* Start Records shown *

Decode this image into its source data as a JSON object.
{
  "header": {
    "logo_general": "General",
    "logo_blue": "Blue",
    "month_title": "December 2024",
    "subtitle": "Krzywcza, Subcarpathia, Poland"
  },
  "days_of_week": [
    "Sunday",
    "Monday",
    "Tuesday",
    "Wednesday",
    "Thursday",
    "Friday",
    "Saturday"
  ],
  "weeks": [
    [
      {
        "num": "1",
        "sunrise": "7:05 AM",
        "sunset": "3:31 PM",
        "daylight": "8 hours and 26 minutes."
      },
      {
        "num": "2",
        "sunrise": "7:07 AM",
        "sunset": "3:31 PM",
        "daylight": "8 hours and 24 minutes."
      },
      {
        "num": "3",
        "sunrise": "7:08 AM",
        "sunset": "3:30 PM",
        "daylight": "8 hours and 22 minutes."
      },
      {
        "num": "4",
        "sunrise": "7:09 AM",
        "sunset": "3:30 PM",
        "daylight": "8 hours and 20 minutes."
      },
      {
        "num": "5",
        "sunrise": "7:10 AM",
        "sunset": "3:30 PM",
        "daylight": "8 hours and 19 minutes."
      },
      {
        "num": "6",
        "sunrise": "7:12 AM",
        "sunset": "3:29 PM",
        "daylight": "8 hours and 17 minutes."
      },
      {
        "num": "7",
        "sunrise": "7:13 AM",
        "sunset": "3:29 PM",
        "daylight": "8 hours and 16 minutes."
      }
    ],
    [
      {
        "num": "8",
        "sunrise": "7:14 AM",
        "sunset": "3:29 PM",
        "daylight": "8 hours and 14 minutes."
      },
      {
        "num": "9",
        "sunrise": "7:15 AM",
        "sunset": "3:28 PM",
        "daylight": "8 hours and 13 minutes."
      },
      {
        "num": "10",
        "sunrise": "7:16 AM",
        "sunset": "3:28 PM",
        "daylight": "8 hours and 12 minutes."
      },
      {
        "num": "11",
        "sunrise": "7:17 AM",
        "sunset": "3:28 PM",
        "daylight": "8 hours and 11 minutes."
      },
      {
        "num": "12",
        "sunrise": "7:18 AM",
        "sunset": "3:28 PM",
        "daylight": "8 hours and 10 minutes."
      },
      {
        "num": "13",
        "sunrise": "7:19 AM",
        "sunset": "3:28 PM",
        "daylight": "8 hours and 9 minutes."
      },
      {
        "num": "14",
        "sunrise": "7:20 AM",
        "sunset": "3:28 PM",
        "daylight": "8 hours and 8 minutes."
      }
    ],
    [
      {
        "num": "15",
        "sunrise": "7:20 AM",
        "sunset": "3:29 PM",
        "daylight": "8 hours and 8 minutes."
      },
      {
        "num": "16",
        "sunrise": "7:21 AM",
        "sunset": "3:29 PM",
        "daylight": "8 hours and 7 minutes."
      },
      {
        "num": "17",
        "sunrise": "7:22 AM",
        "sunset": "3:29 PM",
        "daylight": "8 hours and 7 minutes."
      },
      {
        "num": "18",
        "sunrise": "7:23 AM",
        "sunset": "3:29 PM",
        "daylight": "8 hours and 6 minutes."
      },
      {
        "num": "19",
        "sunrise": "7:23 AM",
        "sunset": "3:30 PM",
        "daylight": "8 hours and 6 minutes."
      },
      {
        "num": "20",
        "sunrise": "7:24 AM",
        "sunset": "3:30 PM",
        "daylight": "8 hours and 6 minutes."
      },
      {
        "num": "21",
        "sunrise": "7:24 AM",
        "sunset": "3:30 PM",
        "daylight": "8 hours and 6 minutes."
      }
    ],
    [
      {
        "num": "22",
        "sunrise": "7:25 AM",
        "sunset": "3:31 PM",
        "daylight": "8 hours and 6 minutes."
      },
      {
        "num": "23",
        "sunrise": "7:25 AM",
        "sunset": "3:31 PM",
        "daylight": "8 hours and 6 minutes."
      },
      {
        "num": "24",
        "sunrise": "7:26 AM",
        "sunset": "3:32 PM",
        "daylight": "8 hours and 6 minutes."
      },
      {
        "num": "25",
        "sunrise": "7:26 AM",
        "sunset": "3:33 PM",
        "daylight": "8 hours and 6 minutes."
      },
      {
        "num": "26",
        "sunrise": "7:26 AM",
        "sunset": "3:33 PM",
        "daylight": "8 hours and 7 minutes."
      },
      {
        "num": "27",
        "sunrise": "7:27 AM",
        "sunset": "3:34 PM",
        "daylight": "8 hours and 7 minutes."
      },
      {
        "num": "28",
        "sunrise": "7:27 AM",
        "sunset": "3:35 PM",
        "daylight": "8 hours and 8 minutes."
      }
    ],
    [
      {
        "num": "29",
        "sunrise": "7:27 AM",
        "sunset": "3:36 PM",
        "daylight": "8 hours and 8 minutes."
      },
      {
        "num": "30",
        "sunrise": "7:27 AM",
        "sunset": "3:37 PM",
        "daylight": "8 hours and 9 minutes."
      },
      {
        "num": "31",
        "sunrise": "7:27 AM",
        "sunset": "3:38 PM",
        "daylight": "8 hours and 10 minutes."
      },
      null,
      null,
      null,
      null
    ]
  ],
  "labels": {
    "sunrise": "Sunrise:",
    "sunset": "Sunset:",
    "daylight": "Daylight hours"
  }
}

* End Records shown *

- [Work to do]
Please repeat the listing exactly, with nothing left out.

- [Full output]
Decode this image into its source data as a JSON object.
{
  "header": {
    "logo_general": "General",
    "logo_blue": "Blue",
    "month_title": "December 2024",
    "subtitle": "Krzywcza, Subcarpathia, Poland"
  },
  "days_of_week": [
    "Sunday",
    "Monday",
    "Tuesday",
    "Wednesday",
    "Thursday",
    "Friday",
    "Saturday"
  ],
  "weeks": [
    [
      {
        "num": "1",
        "sunrise": "7:05 AM",
        "sunset": "3:31 PM",
        "daylight": "8 hours and 26 minutes."
      },
      {
        "num": "2",
        "sunrise": "7:07 AM",
        "sunset": "3:31 PM",
        "daylight": "8 hours and 24 minutes."
      },
      {
        "num": "3",
        "sunrise": "7:08 AM",
        "sunset": "3:30 PM",
        "daylight": "8 hours and 22 minutes."
      },
      {
        "num": "4",
        "sunrise": "7:09 AM",
        "sunset": "3:30 PM",
        "daylight": "8 hours and 20 minutes."
      },
      {
        "num": "5",
        "sunrise": "7:10 AM",
        "sunset": "3:30 PM",
        "daylight": "8 hours and 19 minutes."
      },
      {
        "num": "6",
        "sunrise": "7:12 AM",
        "sunset": "3:29 PM",
        "daylight": "8 hours and 17 minutes."
      },
      {
        "num": "7",
        "sunrise": "7:13 AM",
        "sunset": "3:29 PM",
        "daylight": "8 hours and 16 minutes."
      }
    ],
    [
      {
        "num": "8",
        "sunrise": "7:14 AM",
        "sunset": "3:29 PM",
        "daylight": "8 hours and 14 minutes."
      },
      {
        "num": "9",
        "sunrise": "7:15 AM",
        "sunset": "3:28 PM",
        "daylight": "8 hours and 13 minutes."
      },
      {
        "num": "10",
        "sunrise": "7:16 AM",
        "sunset": "3:28 PM",
        "daylight": "8 hours and 12 minutes."
      },
      {
        "num": "11",
        "sunrise": "7:17 AM",
        "sunset": "3:28 PM",
        "daylight": "8 hours and 11 minutes."
      },
      {
        "num": "12",
        "sunrise": "7:18 AM",
        "sunset": "3:28 PM",
        "daylight": "8 hours and 10 minutes."
      },
      {
        "num": "13",
        "sunrise": "7:19 AM",
        "sunset": "3:28 PM",
        "daylight": "8 hours and 9 minutes."
      },
      {
        "num": "14",
        "sunrise": "7:20 AM",
        "sunset": "3:28 PM",
        "daylight": "8 hours and 8 minutes."
      }
    ],
    [
      {
        "num": "15",
        "sunrise": "7:20 AM",
        "sunset": "3:29 PM",
        "daylight": "8 hours and 8 minutes."
      },
      {
        "num": "16",
        "sunrise": "7:21 AM",
        "sunset": "3:29 PM",
        "daylight": "8 hours and 7 minutes."
      },
      {
        "num": "17",
        "sunrise": "7:22 AM",
        "sunset": "3:29 PM",
        "daylight": "8 hours and 7 minutes."
      },
      {
        "num": "18",
        "sunrise": "7:23 AM",
        "sunset": "3:29 PM",
        "daylight": "8 hours and 6 minutes."
      },
      {
        "num": "19",
        "sunrise": "7:23 AM",
        "sunset": "3:30 PM",
        "daylight": "8 hours and 6 minutes."
      },
      {
        "num": "20",
        "sunrise": "7:24 AM",
        "sunset": "3:30 PM",
        "daylight": "8 hours and 6 minutes."
      },
      {
        "num": "21",
        "sunrise": "7:24 AM",
        "sunset": "3:30 PM",
        "daylight": "8 hours and 6 minutes."
      }
    ],
    [
      {
        "num": "22",
        "sunrise": "7:25 AM",
        "sunset": "3:31 PM",
        "daylight": "8 hours and 6 minutes."
      },
      {
        "num": "23",
        "sunrise": "7:25 AM",
        "sunset": "3:31 PM",
        "daylight": "8 hours and 6 minutes."
      },
      {
        "num": "24",
        "sunrise": "7:26 AM",
        "sunset": "3:32 PM",
        "daylight": "8 hours and 6 minutes."
      },
      {
        "num": "25",
        "sunrise": "7:26 AM",
        "sunset": "3:33 PM",
        "daylight": "8 hours and 6 minutes."
      },
      {
        "num": "26",
        "sunrise": "7:26 AM",
        "sunset": "3:33 PM",
        "daylight": "8 hours and 7 minutes."
      },
      {
        "num": "27",
        "sunrise": "7:27 AM",
        "sunset": "3:34 PM",
        "daylight": "8 hours and 7 minutes."
      },
      {
        "num": "28",
        "sunrise": "7:27 AM",
        "sunset": "3:35 PM",
        "daylight": "8 hours and 8 minutes."
      }
    ],
    [
      {
        "num": "29",
        "sunrise": "7:27 AM",
        "sunset": "3:36 PM",
        "daylight": "8 hours and 8 minutes."
      },
      {
        "num": "30",
        "sunrise": "7:27 AM",
        "sunset": "3:37 PM",
        "daylight": "8 hours and 9 minutes."
      },
      {
        "num": "31",
        "sunrise": "7:27 AM",
        "sunset": "3:38 PM",
        "daylight": "8 hours and 10 minutes."
      },
      null,
      null,
      null,
      null
    ]
  ],
  "labels": {
    "sunrise": "Sunrise:",
    "sunset": "Sunset:",
    "daylight": "Daylight hours"
  }
}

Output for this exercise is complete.